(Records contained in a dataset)
┄┄┄┄┄┄┄┄┄┄
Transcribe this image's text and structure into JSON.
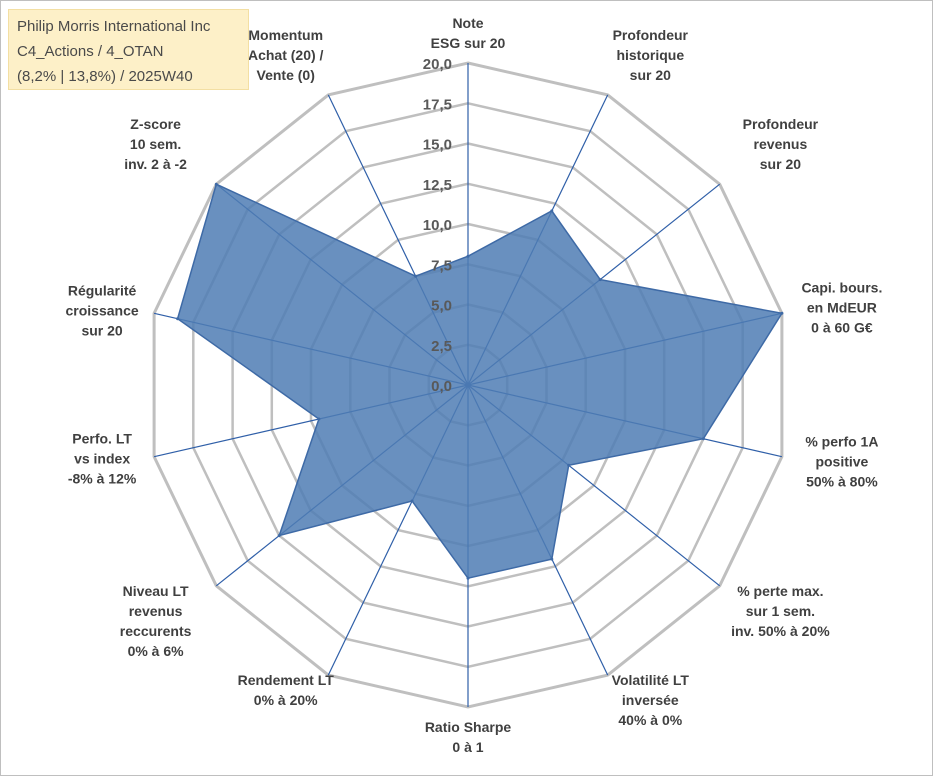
{
  "title_box": {
    "line1": "Philip Morris International Inc",
    "line2": "C4_Actions / 4_OTAN",
    "line3": "(8,2% | 13,8%) / 2025W40"
  },
  "colors": {
    "fill": "#4f7cb4",
    "stroke": "#3e6aa6",
    "grid": "#bfbfbf",
    "spoke": "#2f5fa8"
  },
  "chart_data": {
    "type": "radar",
    "rmin": 0,
    "rmax": 20,
    "tick_values": [
      0,
      2.5,
      5,
      7.5,
      10,
      12.5,
      15,
      17.5,
      20
    ],
    "tick_labels": [
      "0,0",
      "2,5",
      "5,0",
      "7,5",
      "10,0",
      "12,5",
      "15,0",
      "17,5",
      "20,0"
    ],
    "axes": [
      {
        "label": [
          "Note",
          "ESG sur 20"
        ],
        "value": 8
      },
      {
        "label": [
          "Profondeur",
          "historique",
          "sur 20"
        ],
        "value": 12
      },
      {
        "label": [
          "Profondeur",
          "revenus",
          "sur 20"
        ],
        "value": 10.5
      },
      {
        "label": [
          "Capi. bours.",
          "en MdEUR",
          "0 à 60 G€"
        ],
        "value": 20
      },
      {
        "label": [
          "% perfo 1A",
          "positive",
          "50% à 80%"
        ],
        "value": 15
      },
      {
        "label": [
          "% perte max.",
          "sur 1 sem.",
          "inv. 50% à 20%"
        ],
        "value": 8
      },
      {
        "label": [
          "Volatilité LT",
          "inversée",
          "40% à 0%"
        ],
        "value": 12
      },
      {
        "label": [
          "Ratio Sharpe",
          "0 à 1"
        ],
        "value": 12
      },
      {
        "label": [
          "Rendement LT",
          "0% à 20%"
        ],
        "value": 8
      },
      {
        "label": [
          "Niveau LT",
          "revenus",
          "reccurents",
          "0% à 6%"
        ],
        "value": 15
      },
      {
        "label": [
          "Perfo. LT",
          "vs index",
          "-8% à 12%"
        ],
        "value": 9.5
      },
      {
        "label": [
          "Régularité",
          "croissance",
          "sur 20"
        ],
        "value": 18.5
      },
      {
        "label": [
          "Z-score",
          "10 sem.",
          "inv. 2 à -2"
        ],
        "value": 20
      },
      {
        "label": [
          "Momentum",
          "Achat (20) /",
          "Vente (0)"
        ],
        "value": 7.5
      }
    ]
  }
}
┄┄┄┄┄┄┄┄┄┄
Objective: All the records need to be repeated exactly, with the images dropped.

Complete response:
Transcribe this image's text and structure into JSON.
{
  "title_box": {
    "line1": "Philip Morris International Inc",
    "line2": "C4_Actions / 4_OTAN",
    "line3": "(8,2% | 13,8%) / 2025W40"
  },
  "colors": {
    "fill": "#4f7cb4",
    "stroke": "#3e6aa6",
    "grid": "#bfbfbf",
    "spoke": "#2f5fa8"
  },
  "chart_data": {
    "type": "radar",
    "rmin": 0,
    "rmax": 20,
    "tick_values": [
      0,
      2.5,
      5,
      7.5,
      10,
      12.5,
      15,
      17.5,
      20
    ],
    "tick_labels": [
      "0,0",
      "2,5",
      "5,0",
      "7,5",
      "10,0",
      "12,5",
      "15,0",
      "17,5",
      "20,0"
    ],
    "axes": [
      {
        "label": [
          "Note",
          "ESG sur 20"
        ],
        "value": 8
      },
      {
        "label": [
          "Profondeur",
          "historique",
          "sur 20"
        ],
        "value": 12
      },
      {
        "label": [
          "Profondeur",
          "revenus",
          "sur 20"
        ],
        "value": 10.5
      },
      {
        "label": [
          "Capi. bours.",
          "en MdEUR",
          "0 à 60 G€"
        ],
        "value": 20
      },
      {
        "label": [
          "% perfo 1A",
          "positive",
          "50% à 80%"
        ],
        "value": 15
      },
      {
        "label": [
          "% perte max.",
          "sur 1 sem.",
          "inv. 50% à 20%"
        ],
        "value": 8
      },
      {
        "label": [
          "Volatilité LT",
          "inversée",
          "40% à 0%"
        ],
        "value": 12
      },
      {
        "label": [
          "Ratio Sharpe",
          "0 à 1"
        ],
        "value": 12
      },
      {
        "label": [
          "Rendement LT",
          "0% à 20%"
        ],
        "value": 8
      },
      {
        "label": [
          "Niveau LT",
          "revenus",
          "reccurents",
          "0% à 6%"
        ],
        "value": 15
      },
      {
        "label": [
          "Perfo. LT",
          "vs index",
          "-8% à 12%"
        ],
        "value": 9.5
      },
      {
        "label": [
          "Régularité",
          "croissance",
          "sur 20"
        ],
        "value": 18.5
      },
      {
        "label": [
          "Z-score",
          "10 sem.",
          "inv. 2 à -2"
        ],
        "value": 20
      },
      {
        "label": [
          "Momentum",
          "Achat (20) /",
          "Vente (0)"
        ],
        "value": 7.5
      }
    ]
  }
}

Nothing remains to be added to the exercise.